**Aim of the task**
Filter the listing and keep only the lines with the word "name".
** Begin Dataset records **
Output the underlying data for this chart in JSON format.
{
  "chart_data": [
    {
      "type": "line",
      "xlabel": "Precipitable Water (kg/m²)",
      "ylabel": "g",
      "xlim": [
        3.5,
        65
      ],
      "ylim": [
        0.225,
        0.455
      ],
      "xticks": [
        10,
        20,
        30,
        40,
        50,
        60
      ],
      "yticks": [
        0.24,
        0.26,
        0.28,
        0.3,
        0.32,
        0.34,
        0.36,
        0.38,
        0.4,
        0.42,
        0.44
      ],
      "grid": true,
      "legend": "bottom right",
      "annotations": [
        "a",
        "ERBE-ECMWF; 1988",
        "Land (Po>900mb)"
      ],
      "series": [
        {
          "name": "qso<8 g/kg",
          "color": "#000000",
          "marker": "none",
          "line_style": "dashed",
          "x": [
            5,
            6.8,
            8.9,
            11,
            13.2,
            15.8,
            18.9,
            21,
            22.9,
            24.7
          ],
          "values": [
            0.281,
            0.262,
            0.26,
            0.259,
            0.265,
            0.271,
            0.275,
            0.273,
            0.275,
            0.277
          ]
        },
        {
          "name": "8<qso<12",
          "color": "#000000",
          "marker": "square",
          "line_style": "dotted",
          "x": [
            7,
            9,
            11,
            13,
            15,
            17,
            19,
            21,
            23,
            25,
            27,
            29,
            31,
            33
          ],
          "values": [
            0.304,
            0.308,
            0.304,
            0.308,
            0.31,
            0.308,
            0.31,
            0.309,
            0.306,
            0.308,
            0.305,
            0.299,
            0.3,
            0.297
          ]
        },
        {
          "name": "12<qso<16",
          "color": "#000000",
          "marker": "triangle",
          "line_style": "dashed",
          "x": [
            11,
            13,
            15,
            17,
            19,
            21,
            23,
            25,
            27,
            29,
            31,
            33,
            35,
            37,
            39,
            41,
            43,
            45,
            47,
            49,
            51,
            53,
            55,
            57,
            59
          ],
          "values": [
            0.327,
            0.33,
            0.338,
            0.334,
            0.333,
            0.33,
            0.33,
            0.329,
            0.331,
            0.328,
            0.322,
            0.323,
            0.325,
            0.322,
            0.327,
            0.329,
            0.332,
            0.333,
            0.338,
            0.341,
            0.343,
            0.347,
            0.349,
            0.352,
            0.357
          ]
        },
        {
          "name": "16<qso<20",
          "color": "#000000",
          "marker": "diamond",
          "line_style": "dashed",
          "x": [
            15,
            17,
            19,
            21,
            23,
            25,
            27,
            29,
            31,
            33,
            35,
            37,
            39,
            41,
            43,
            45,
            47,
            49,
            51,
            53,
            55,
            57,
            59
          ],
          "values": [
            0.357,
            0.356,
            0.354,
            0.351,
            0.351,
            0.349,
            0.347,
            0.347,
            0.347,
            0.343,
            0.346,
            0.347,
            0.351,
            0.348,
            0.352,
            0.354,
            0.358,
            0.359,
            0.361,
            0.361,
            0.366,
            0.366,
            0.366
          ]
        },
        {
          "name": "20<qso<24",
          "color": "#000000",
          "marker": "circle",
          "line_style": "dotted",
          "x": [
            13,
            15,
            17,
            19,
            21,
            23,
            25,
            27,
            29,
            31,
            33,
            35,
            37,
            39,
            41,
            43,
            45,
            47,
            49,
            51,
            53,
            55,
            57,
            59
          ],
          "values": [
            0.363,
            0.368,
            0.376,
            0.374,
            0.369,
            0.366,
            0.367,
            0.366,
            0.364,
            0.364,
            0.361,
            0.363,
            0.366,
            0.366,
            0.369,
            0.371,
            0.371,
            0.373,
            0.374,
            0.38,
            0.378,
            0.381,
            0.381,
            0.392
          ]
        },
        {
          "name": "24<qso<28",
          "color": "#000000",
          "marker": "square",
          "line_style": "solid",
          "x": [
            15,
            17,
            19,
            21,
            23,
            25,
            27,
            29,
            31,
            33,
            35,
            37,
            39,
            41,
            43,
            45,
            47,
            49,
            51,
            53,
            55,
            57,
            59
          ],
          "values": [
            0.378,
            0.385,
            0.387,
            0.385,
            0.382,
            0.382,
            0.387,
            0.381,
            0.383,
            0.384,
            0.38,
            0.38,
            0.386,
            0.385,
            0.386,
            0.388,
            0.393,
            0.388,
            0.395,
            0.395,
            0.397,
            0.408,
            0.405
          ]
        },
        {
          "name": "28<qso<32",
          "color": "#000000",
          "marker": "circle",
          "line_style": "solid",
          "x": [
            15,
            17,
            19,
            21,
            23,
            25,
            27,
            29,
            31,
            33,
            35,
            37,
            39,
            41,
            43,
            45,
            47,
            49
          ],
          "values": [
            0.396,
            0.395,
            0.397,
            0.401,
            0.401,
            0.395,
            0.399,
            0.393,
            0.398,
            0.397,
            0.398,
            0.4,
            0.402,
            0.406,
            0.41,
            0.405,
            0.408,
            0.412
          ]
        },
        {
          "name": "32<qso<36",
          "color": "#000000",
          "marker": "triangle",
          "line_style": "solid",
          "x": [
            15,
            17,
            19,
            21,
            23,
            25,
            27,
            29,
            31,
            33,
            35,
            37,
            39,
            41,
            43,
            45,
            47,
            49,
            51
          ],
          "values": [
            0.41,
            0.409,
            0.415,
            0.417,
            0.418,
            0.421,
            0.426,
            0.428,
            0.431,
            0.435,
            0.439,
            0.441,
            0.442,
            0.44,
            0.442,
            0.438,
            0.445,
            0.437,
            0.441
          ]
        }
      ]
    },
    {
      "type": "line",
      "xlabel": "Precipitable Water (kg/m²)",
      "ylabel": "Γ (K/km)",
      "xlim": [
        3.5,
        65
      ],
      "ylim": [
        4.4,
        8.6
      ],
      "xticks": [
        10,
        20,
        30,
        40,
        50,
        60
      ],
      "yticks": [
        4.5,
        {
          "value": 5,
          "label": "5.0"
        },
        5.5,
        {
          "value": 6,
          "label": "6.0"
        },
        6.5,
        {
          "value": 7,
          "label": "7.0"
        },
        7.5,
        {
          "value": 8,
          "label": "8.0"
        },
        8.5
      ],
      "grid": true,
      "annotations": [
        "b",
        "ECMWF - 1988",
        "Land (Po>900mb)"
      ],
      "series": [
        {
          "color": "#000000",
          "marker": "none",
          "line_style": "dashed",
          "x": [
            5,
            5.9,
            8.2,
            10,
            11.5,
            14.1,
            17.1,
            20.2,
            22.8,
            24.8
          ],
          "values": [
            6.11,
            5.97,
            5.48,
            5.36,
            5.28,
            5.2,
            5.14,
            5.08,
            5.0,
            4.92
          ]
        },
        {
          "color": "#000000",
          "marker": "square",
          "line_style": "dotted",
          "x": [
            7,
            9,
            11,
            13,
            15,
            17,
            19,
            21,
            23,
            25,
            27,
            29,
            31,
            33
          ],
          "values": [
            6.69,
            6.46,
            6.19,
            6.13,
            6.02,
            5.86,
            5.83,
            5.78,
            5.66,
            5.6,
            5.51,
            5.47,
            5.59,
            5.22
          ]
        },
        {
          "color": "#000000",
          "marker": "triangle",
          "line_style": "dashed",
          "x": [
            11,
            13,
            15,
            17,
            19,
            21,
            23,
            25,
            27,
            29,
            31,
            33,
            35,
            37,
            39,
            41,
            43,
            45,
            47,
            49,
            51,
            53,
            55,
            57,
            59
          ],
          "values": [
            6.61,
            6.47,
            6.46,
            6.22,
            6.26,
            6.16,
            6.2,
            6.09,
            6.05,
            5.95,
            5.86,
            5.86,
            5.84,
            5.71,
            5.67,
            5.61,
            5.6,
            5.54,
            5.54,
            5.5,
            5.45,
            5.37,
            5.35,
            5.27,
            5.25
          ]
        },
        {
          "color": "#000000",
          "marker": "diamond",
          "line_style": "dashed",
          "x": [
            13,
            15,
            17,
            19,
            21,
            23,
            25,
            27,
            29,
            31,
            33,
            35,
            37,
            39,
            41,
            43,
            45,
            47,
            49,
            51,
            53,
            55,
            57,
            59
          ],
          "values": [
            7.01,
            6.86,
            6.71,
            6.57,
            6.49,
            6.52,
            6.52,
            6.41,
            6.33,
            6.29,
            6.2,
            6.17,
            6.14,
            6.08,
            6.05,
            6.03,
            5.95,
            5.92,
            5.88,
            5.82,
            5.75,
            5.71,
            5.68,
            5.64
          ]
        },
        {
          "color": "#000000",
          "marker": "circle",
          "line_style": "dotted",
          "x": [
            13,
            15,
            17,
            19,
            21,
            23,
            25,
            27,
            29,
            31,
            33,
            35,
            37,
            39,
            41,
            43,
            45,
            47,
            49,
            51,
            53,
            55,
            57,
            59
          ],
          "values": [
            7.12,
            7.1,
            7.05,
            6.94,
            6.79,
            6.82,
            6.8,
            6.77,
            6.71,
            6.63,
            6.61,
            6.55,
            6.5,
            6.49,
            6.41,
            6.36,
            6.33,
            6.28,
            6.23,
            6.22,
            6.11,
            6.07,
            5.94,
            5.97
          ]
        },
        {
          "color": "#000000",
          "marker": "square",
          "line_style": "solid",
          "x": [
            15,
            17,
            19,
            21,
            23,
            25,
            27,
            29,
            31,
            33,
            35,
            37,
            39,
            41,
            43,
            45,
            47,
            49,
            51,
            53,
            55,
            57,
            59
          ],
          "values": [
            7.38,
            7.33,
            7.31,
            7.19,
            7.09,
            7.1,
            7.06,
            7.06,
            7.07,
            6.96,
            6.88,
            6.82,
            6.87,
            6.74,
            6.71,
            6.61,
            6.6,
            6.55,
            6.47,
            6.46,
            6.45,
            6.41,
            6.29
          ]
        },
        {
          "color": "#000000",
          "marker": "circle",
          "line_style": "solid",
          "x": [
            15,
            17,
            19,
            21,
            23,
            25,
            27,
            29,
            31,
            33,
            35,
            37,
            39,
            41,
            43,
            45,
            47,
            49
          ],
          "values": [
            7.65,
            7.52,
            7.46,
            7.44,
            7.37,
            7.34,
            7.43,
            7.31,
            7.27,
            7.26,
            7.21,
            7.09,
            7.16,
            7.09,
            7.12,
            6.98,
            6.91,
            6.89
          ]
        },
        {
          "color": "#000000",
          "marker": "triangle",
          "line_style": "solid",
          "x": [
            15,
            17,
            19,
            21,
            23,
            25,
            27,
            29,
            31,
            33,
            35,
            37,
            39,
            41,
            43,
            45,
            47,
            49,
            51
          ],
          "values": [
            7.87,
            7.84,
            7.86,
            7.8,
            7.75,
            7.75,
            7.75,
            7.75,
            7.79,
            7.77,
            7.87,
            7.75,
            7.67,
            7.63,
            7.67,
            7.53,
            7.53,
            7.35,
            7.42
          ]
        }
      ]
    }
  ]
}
** End Dataset records **
**The solution**
          "name": "qso<8 g/kg",
          "name": "8<qso<12",
          "name": "12<qso<16",
          "name": "16<qso<20",
          "name": "20<qso<24",
          "name": "24<qso<28",
          "name": "28<qso<32",
          "name": "32<qso<36",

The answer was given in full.